## [Material shown]

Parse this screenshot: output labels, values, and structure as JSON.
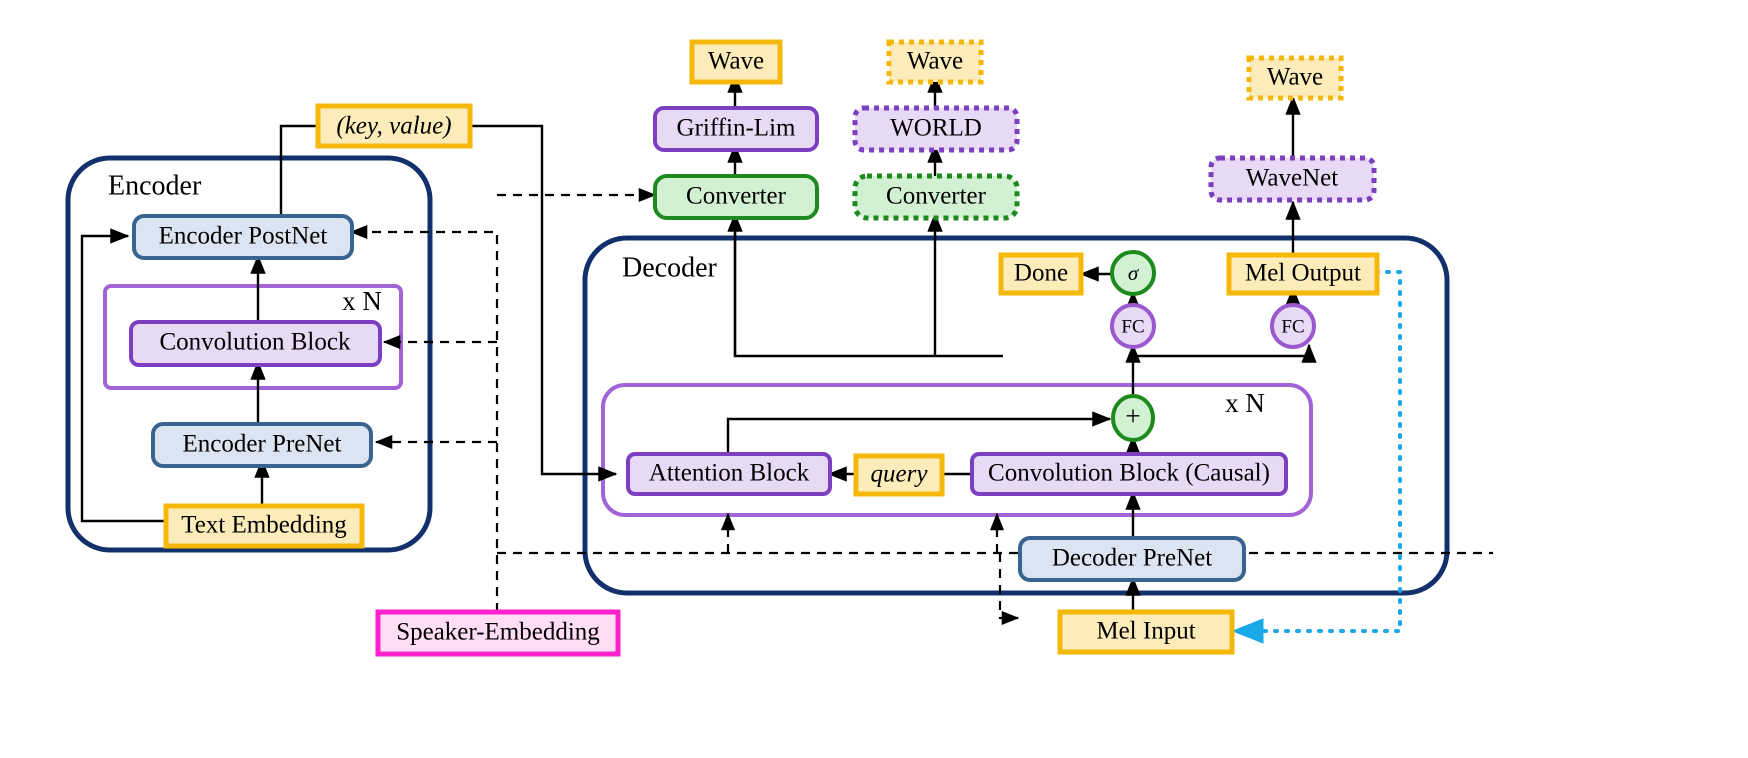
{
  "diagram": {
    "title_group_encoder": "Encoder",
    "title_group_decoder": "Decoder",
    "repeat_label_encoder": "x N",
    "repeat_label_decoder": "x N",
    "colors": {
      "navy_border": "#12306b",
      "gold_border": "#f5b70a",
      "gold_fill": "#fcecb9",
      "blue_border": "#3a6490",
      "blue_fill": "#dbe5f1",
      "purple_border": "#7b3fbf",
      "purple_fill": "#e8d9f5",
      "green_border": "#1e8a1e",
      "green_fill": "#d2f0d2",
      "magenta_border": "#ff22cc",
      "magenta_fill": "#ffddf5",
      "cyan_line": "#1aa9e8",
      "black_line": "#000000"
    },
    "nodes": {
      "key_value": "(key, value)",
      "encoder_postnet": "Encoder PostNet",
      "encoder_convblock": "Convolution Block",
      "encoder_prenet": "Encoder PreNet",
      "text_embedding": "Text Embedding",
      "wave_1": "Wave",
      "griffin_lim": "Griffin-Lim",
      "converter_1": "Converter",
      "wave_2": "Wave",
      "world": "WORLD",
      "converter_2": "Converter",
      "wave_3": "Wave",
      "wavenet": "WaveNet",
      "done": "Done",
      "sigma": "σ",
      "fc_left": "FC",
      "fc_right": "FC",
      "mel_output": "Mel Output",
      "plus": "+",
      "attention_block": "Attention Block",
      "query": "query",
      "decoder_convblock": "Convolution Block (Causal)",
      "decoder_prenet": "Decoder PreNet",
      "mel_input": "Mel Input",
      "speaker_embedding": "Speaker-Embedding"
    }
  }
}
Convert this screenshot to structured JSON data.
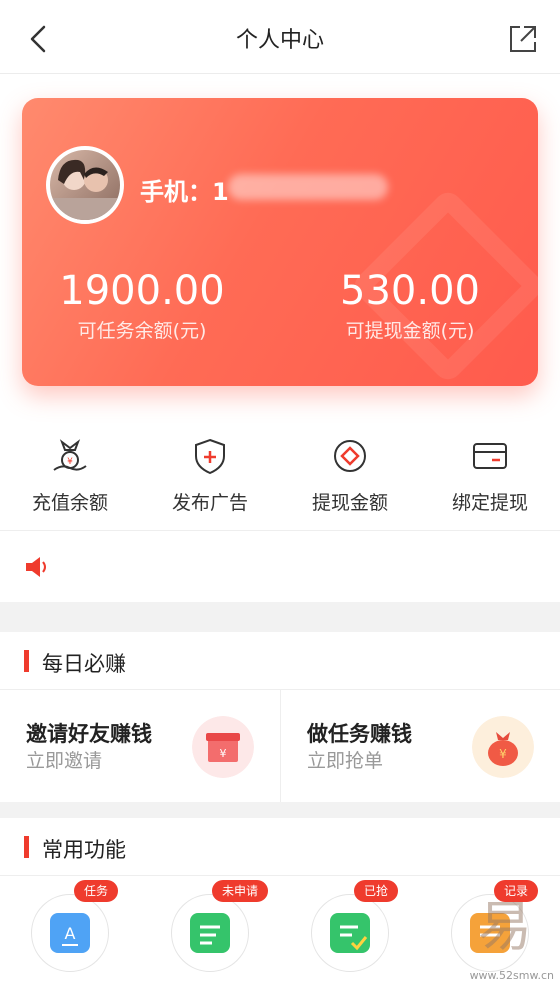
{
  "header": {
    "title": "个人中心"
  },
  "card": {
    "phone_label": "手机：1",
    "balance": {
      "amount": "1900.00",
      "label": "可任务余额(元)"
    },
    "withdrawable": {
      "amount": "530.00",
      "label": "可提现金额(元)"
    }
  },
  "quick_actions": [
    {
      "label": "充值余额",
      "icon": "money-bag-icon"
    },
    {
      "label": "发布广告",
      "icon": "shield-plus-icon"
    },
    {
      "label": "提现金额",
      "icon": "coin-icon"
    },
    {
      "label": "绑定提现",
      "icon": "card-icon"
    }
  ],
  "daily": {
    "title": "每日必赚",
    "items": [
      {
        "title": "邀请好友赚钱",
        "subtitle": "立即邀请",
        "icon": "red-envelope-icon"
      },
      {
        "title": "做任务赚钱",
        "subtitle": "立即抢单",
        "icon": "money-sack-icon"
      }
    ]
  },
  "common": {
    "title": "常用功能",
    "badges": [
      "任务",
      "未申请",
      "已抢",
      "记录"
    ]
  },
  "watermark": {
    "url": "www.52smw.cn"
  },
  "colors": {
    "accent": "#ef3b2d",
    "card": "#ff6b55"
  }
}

## [Exercise prompt]
Copy all the entries word for word. Omit any pictures.

## [Right answer]
Parse this screenshot: output labels, values, and structure as JSON.
{
  "diagram": {
    "title_group_encoder": "Encoder",
    "title_group_decoder": "Decoder",
    "repeat_label_encoder": "x N",
    "repeat_label_decoder": "x N",
    "colors": {
      "navy_border": "#12306b",
      "gold_border": "#f5b70a",
      "gold_fill": "#fcecb9",
      "blue_border": "#3a6490",
      "blue_fill": "#dbe5f1",
      "purple_border": "#7b3fbf",
      "purple_fill": "#e8d9f5",
      "green_border": "#1e8a1e",
      "green_fill": "#d2f0d2",
      "magenta_border": "#ff22cc",
      "magenta_fill": "#ffddf5",
      "cyan_line": "#1aa9e8",
      "black_line": "#000000"
    },
    "nodes": {
      "key_value": "(key, value)",
      "encoder_postnet": "Encoder PostNet",
      "encoder_convblock": "Convolution Block",
      "encoder_prenet": "Encoder PreNet",
      "text_embedding": "Text Embedding",
      "wave_1": "Wave",
      "griffin_lim": "Griffin-Lim",
      "converter_1": "Converter",
      "wave_2": "Wave",
      "world": "WORLD",
      "converter_2": "Converter",
      "wave_3": "Wave",
      "wavenet": "WaveNet",
      "done": "Done",
      "sigma": "σ",
      "fc_left": "FC",
      "fc_right": "FC",
      "mel_output": "Mel Output",
      "plus": "+",
      "attention_block": "Attention Block",
      "query": "query",
      "decoder_convblock": "Convolution Block (Causal)",
      "decoder_prenet": "Decoder PreNet",
      "mel_input": "Mel Input",
      "speaker_embedding": "Speaker-Embedding"
    }
  }
}
Convert this screenshot to structured JSON data.
{
  "header": {
    "title": "个人中心"
  },
  "card": {
    "phone_label": "手机：1",
    "balance": {
      "amount": "1900.00",
      "label": "可任务余额(元)"
    },
    "withdrawable": {
      "amount": "530.00",
      "label": "可提现金额(元)"
    }
  },
  "quick_actions": [
    {
      "label": "充值余额",
      "icon": "money-bag-icon"
    },
    {
      "label": "发布广告",
      "icon": "shield-plus-icon"
    },
    {
      "label": "提现金额",
      "icon": "coin-icon"
    },
    {
      "label": "绑定提现",
      "icon": "card-icon"
    }
  ],
  "daily": {
    "title": "每日必赚",
    "items": [
      {
        "title": "邀请好友赚钱",
        "subtitle": "立即邀请",
        "icon": "red-envelope-icon"
      },
      {
        "title": "做任务赚钱",
        "subtitle": "立即抢单",
        "icon": "money-sack-icon"
      }
    ]
  },
  "common": {
    "title": "常用功能",
    "badges": [
      "任务",
      "未申请",
      "已抢",
      "记录"
    ]
  },
  "watermark": {
    "url": "www.52smw.cn"
  },
  "colors": {
    "accent": "#ef3b2d",
    "card": "#ff6b55"
  }
}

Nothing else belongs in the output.